Exercise: From the entries, filter out every line that lacks "BtmG" and copy the rest.

** Supplied records follows **

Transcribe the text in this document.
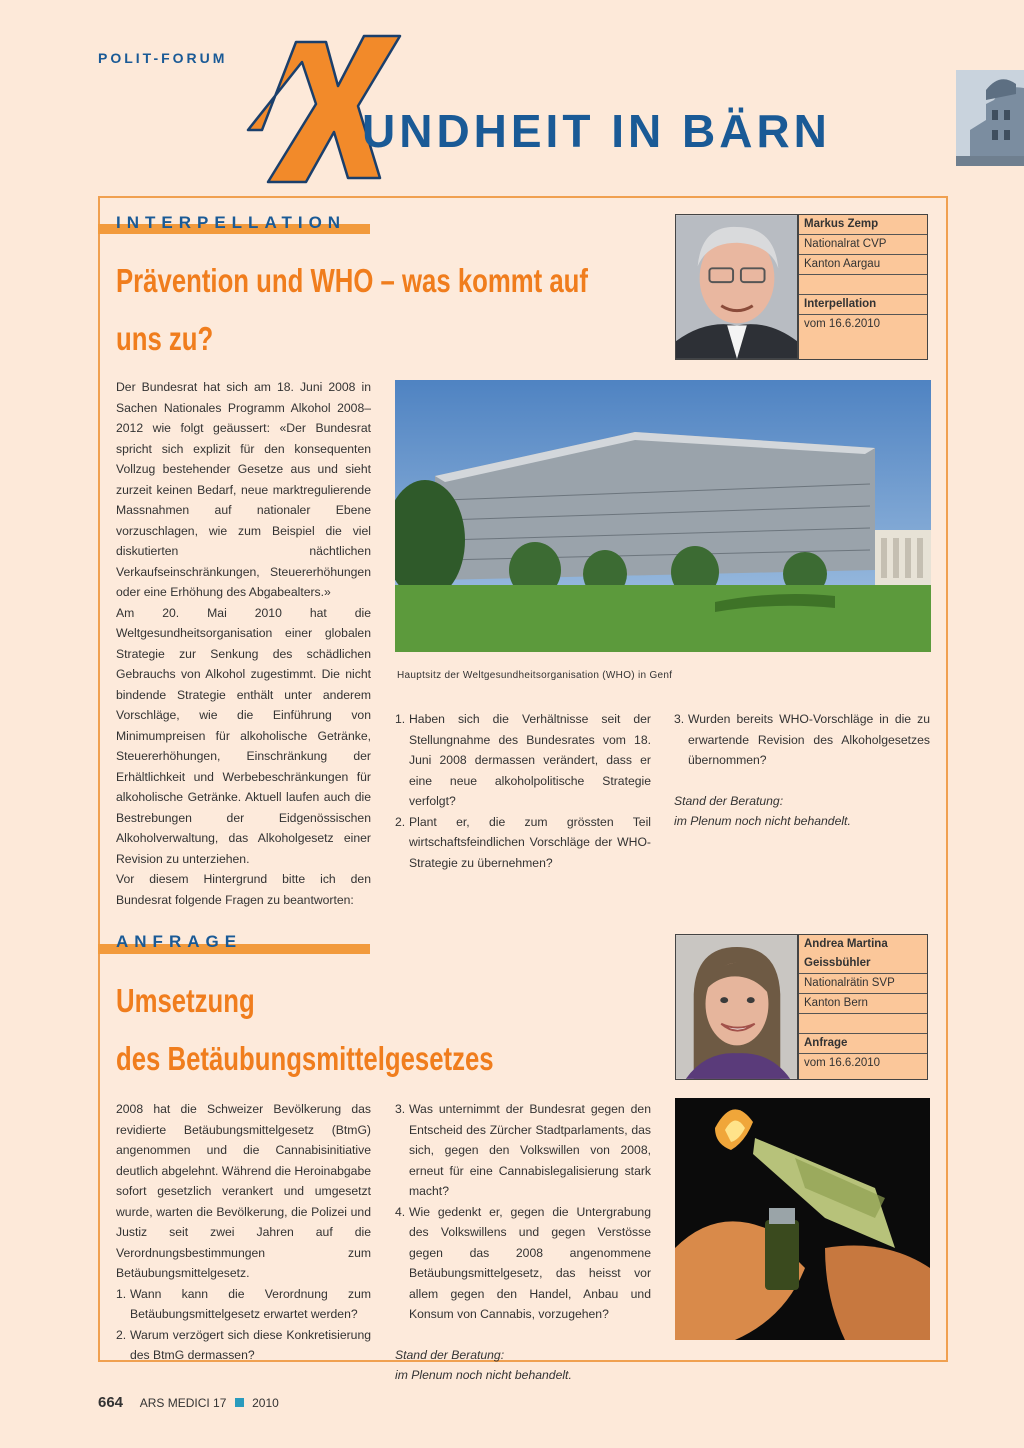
POLIT-FORUM
X
UNDHEIT IN BÄRN
INTERPELLATION
Prävention und WHO – was kommt auf
uns zu?
Markus Zemp
Nationalrat CVP
Kanton Aargau
Interpellation
vom 16.6.2010

Der Bundesrat hat sich am 18. Juni 2008 in Sachen Nationales Programm Alkohol 2008–2012 wie folgt geäussert: «Der Bundesrat spricht sich explizit für den konsequenten Vollzug bestehender Gesetze aus und sieht zurzeit keinen Bedarf, neue marktregulierende Massnahmen auf nationaler Ebene vorzuschlagen, wie zum Beispiel die viel diskutierten nächtlichen Verkaufseinschränkungen, Steuererhöhungen oder eine Erhöhung des Abgabealters.»

Am 20. Mai 2010 hat die Weltgesundheitsorganisation einer globalen Strategie zur Senkung des schädlichen Gebrauchs von Alkohol zugestimmt. Die nicht bindende Strategie enthält unter anderem Vorschläge, wie die Einführung von Minimumpreisen für alkoholische Getränke, Steuererhöhungen, Einschränkung der Erhältlichkeit und Werbebeschränkungen für alkoholische Getränke. Aktuell laufen auch die Bestrebungen der Eidgenössischen Alkoholverwaltung, das Alkoholgesetz einer Revision zu unterziehen.

Vor diesem Hintergrund bitte ich den Bundesrat folgende Fragen zu beantworten:

Hauptsitz der Weltgesundheitsorganisation (WHO) in Genf
1. Haben sich die Verhältnisse seit der Stellungnahme des Bundesrates vom 18. Juni 2008 dermassen verändert, dass er eine neue alkoholpolitische Strategie verfolgt?
2. Plant er, die zum grössten Teil wirtschaftsfeindlichen Vorschläge der WHO-Strategie zu übernehmen?
3. Wurden bereits WHO-Vorschläge in die zu erwartende Revision des Alkoholgesetzes übernommen?
Stand der Beratung:
im Plenum noch nicht behandelt.
ANFRAGE
Umsetzung
des Betäubungsmittelgesetzes
Andrea Martina
Geissbühler
Nationalrätin SVP
Kanton Bern
Anfrage
vom 16.6.2010

2008 hat die Schweizer Bevölkerung das revidierte Betäubungsmittelgesetz (BtmG) angenommen und die Cannabisinitiative deutlich abgelehnt. Während die Heroinabgabe sofort gesetzlich verankert und umgesetzt wurde, warten die Bevölkerung, die Polizei und Justiz seit zwei Jahren auf die Verordnungsbestimmungen zum Betäubungsmittelgesetz.

1. Wann kann die Verordnung zum Betäubungsmittelgesetz erwartet werden?
2. Warum verzögert sich diese Konkretisierung des BtmG dermassen?
3. Was unternimmt der Bundesrat gegen den Entscheid des Zürcher Stadtparlaments, das sich, gegen den Volkswillen von 2008, erneut für eine Cannabislegalisierung stark macht?
4. Wie gedenkt er, gegen die Untergrabung des Volkswillens und gegen Verstösse gegen das 2008 angenommene Betäubungsmittelgesetz, das heisst vor allem gegen den Handel, Anbau und Konsum von Cannabis, vorzugehen?
Stand der Beratung:
im Plenum noch nicht behandelt.
664 ARS MEDICI 17 2010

** End of Supplied records **

Answer to this exercise:
2008 hat die Schweizer Bevölkerung das revidierte Betäubungsmittelgesetz (BtmG) angenommen und die Cannabisinitiative deutlich abgelehnt. Während die Heroinabgabe sofort gesetzlich verankert und umgesetzt wurde, warten die Bevölkerung, die Polizei und Justiz seit zwei Jahren auf die Verordnungsbestimmungen zum Betäubungsmittelgesetz.
2. Warum verzögert sich diese Konkretisierung des BtmG dermassen?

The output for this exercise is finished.